+++ Data for the task +++
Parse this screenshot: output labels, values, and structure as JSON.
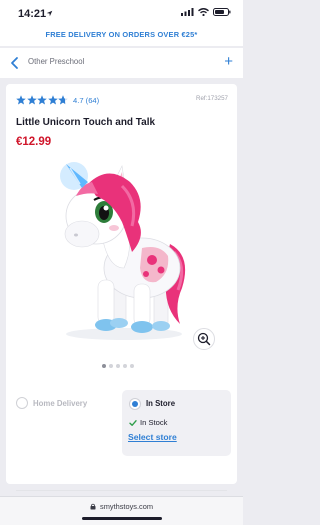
{
  "status_bar": {
    "time": "14:21"
  },
  "banner": {
    "text": "FREE DELIVERY ON ORDERS OVER €25*"
  },
  "nav": {
    "title": "Other Preschool"
  },
  "product": {
    "rating_text": "4.7 (64)",
    "rating_value": 4.7,
    "rating_max": 5,
    "ref": "Ref:173257",
    "title": "Little Unicorn Touch and Talk",
    "price": "€12.99",
    "image_count": 5,
    "active_image": 1
  },
  "fulfilment": {
    "home_delivery_label": "Home Delivery",
    "in_store_label": "In Store",
    "stock_text": "In Stock",
    "select_store_label": "Select store"
  },
  "browser": {
    "url": "smythstoys.com"
  },
  "colors": {
    "accent": "#2f7fd4",
    "price": "#d0152a",
    "stock_check": "#2e9e4a"
  }
}
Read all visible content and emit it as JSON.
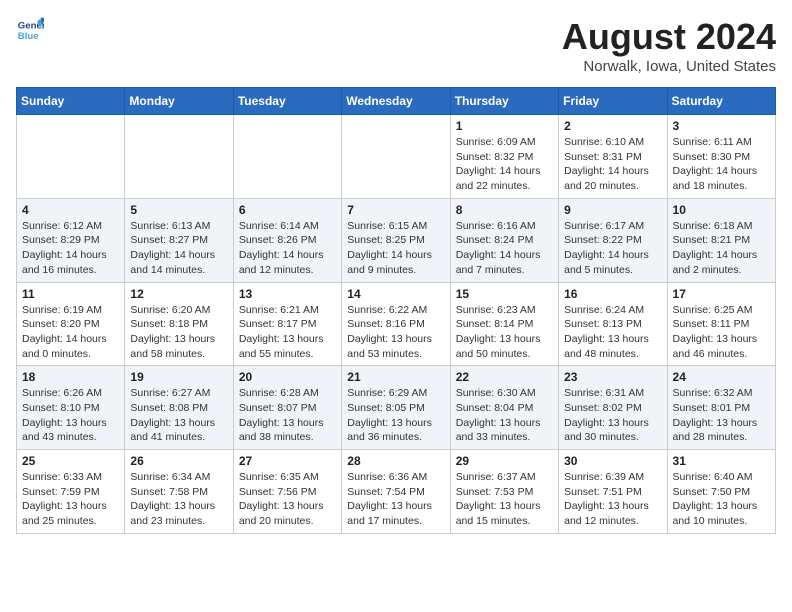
+++
» **Work instructions**: Restate the records word for word, omitting images.

» **Worked solution**:
Parse this screenshot: output labels, values, and structure as JSON.
{
  "status_bar": {
    "time": "14:21"
  },
  "banner": {
    "text": "FREE DELIVERY ON ORDERS OVER €25*"
  },
  "nav": {
    "title": "Other Preschool"
  },
  "product": {
    "rating_text": "4.7 (64)",
    "rating_value": 4.7,
    "rating_max": 5,
    "ref": "Ref:173257",
    "title": "Little Unicorn Touch and Talk",
    "price": "€12.99",
    "image_count": 5,
    "active_image": 1
  },
  "fulfilment": {
    "home_delivery_label": "Home Delivery",
    "in_store_label": "In Store",
    "stock_text": "In Stock",
    "select_store_label": "Select store"
  },
  "browser": {
    "url": "smythstoys.com"
  },
  "colors": {
    "accent": "#2f7fd4",
    "price": "#d0152a",
    "stock_check": "#2e9e4a"
  }
}
Read all visible content and emit it as JSON.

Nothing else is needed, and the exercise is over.